THE TASK: Check every line of the entries for "DNA是主要的遗传物质", and copy the lines that hold it.

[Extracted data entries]
====
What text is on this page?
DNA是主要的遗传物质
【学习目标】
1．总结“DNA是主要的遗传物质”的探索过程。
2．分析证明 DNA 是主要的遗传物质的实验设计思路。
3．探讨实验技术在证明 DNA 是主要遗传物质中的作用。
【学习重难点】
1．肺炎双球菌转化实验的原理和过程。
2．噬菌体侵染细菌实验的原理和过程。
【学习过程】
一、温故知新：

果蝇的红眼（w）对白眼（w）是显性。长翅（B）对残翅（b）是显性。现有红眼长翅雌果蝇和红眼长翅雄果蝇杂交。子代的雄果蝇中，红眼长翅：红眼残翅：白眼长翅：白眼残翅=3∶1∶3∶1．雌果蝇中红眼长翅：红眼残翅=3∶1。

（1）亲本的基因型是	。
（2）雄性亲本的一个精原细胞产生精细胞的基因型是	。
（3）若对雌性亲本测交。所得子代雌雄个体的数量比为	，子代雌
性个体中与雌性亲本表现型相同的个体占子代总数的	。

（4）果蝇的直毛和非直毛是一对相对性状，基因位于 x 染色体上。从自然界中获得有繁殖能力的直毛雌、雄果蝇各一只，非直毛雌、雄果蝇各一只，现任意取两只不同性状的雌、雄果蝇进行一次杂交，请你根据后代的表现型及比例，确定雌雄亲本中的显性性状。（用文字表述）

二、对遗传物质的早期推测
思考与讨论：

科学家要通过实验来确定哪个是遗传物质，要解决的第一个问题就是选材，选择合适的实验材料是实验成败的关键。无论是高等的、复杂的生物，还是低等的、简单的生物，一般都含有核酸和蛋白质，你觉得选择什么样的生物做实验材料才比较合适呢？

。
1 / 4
====
FINAL ANSWER:
DNA是主要的遗传物质
1．总结“DNA是主要的遗传物质”的探索过程。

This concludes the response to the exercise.